#### [TASK INSTRUCTIONS]
From the entries below, copy every line holding the word "الزوجة".

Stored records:
____
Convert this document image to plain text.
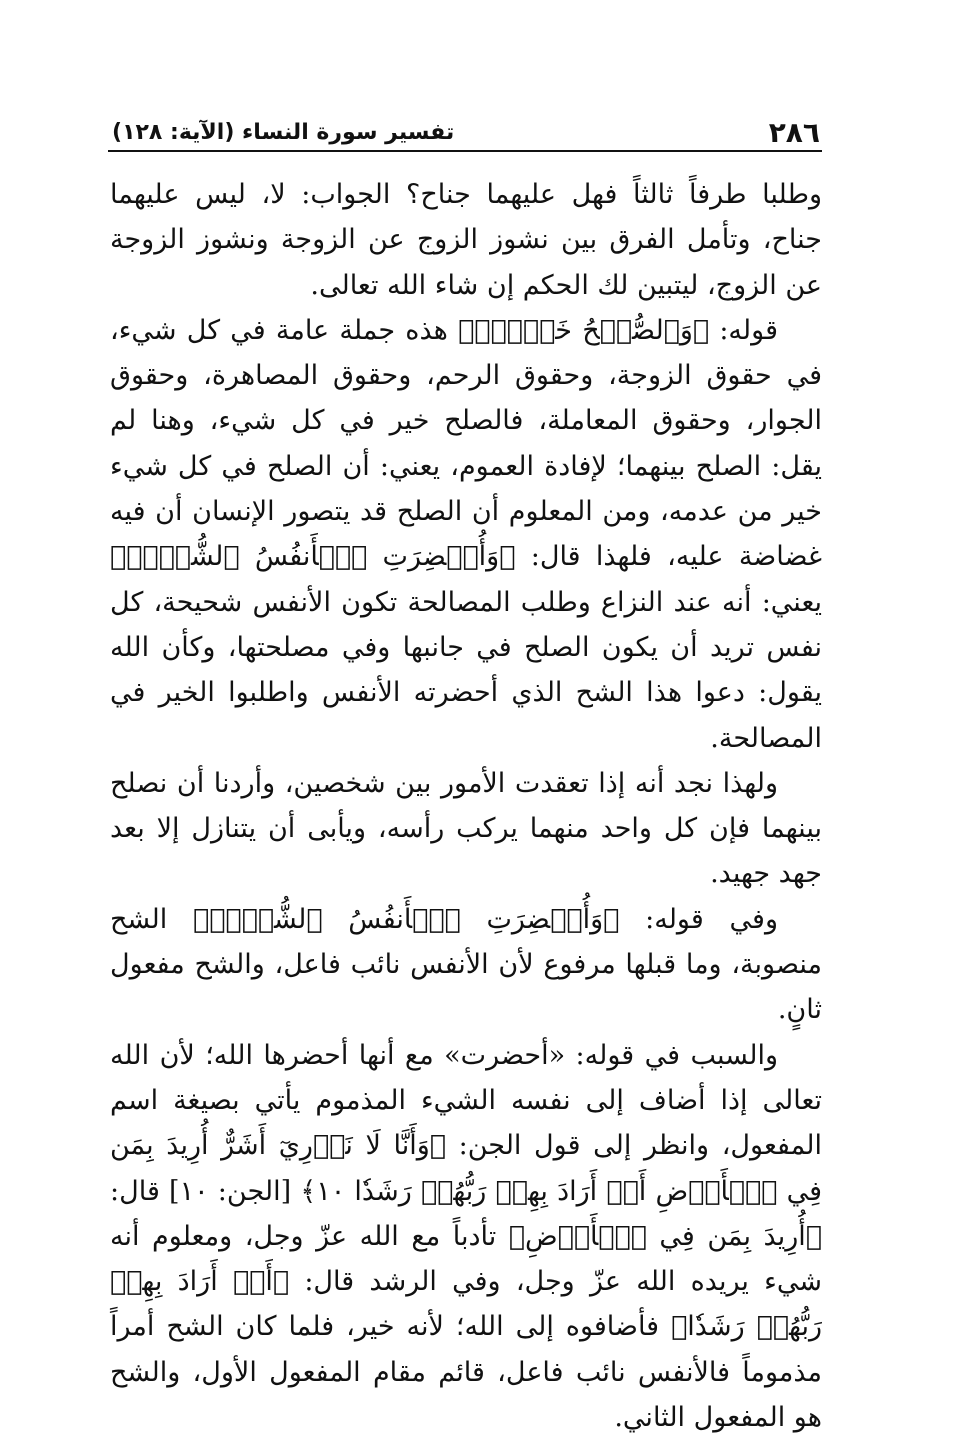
٢٨٦
تفسير سورة النساء (الآية: ١٢٨)

وطلبا طرفاً ثالثاً فهل عليهما جناح؟ الجواب: لا، ليس عليهما جناح، وتأمل الفرق بين نشوز الزوج عن الزوجة ونشوز الزوجة عن الزوج، ليتبين لك الحكم إن شاء الله تعالى.

قوله: ﴿وَٱلصُّلۡحُ خَيۡرٞۗ﴾ هذه جملة عامة في كل شيء، في حقوق الزوجة، وحقوق الرحم، وحقوق المصاهرة، وحقوق الجوار، وحقوق المعاملة، فالصلح خير في كل شيء، وهنا لم يقل: الصلح بينهما؛ لإفادة العموم، يعني: أن الصلح في كل شيء خير من عدمه، ومن المعلوم أن الصلح قد يتصور الإنسان أن فيه غضاضة عليه، فلهذا قال: ﴿وَأُحۡضِرَتِ ٱلۡأَنفُسُ ٱلشُّحَّۚ﴾ يعني: أنه عند النزاع وطلب المصالحة تكون الأنفس شحيحة، كل نفس تريد أن يكون الصلح في جانبها وفي مصلحتها، وكأن الله يقول: دعوا هذا الشح الذي أحضرته الأنفس واطلبوا الخير في المصالحة.

ولهذا نجد أنه إذا تعقدت الأمور بين شخصين، وأردنا أن نصلح بينهما فإن كل واحد منهما يركب رأسه، ويأبى أن يتنازل إلا بعد جهد جهيد.

وفي قوله: ﴿وَأُحۡضِرَتِ ٱلۡأَنفُسُ ٱلشُّحَّۚ﴾ الشح منصوبة، وما قبلها مرفوع لأن الأنفس نائب فاعل، والشح مفعول ثانٍ.

والسبب في قوله: «أحضرت» مع أنها أحضرها الله؛ لأن الله تعالى إذا أضاف إلى نفسه الشيء المذموم يأتي بصيغة اسم المفعول، وانظر إلى قول الجن: ﴿وَأَنَّا لَا نَدۡرِيٓ أَشَرٌّ أُرِيدَ بِمَن فِي ٱلۡأَرۡضِ أَمۡ أَرَادَ بِهِمۡ رَبُّهُمۡ رَشَدٗا ١٠﴾ [الجن: ١٠] قال: ﴿أُرِيدَ بِمَن فِي ٱلۡأَرۡضِ﴾ تأدباً مع الله عزّ وجل، ومعلوم أنه شيء يريده الله عزّ وجل، وفي الرشد قال: ﴿أَمۡ أَرَادَ بِهِمۡ رَبُّهُمۡ رَشَدٗا﴾ فأضافوه إلى الله؛ لأنه خير، فلما كان الشح أمراً مذموماً فالأنفس نائب فاعل، قائم مقام المفعول الأول، والشح هو المفعول الثاني.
____
#### [REPLY TO THE EXERCISE]
وطلبا طرفاً ثالثاً فهل عليهما جناح؟ الجواب: لا، ليس عليهما جناح، وتأمل الفرق بين نشوز الزوج عن الزوجة ونشوز الزوجة عن الزوج، ليتبين لك الحكم إن شاء الله تعالى.
قوله: ﴿وَٱلصُّلۡحُ خَيۡرٞۗ﴾ هذه جملة عامة في كل شيء، في حقوق الزوجة، وحقوق الرحم، وحقوق المصاهرة، وحقوق الجوار، وحقوق المعاملة، فالصلح خير في كل شيء، وهنا لم يقل: الصلح بينهما؛ لإفادة العموم، يعني: أن الصلح في كل شيء خير من عدمه، ومن المعلوم أن الصلح قد يتصور الإنسان أن فيه غضاضة عليه، فلهذا قال: ﴿وَأُحۡضِرَتِ ٱلۡأَنفُسُ ٱلشُّحَّۚ﴾ يعني: أنه عند النزاع وطلب المصالحة تكون الأنفس شحيحة، كل نفس تريد أن يكون الصلح في جانبها وفي مصلحتها، وكأن الله يقول: دعوا هذا الشح الذي أحضرته الأنفس واطلبوا الخير في المصالحة.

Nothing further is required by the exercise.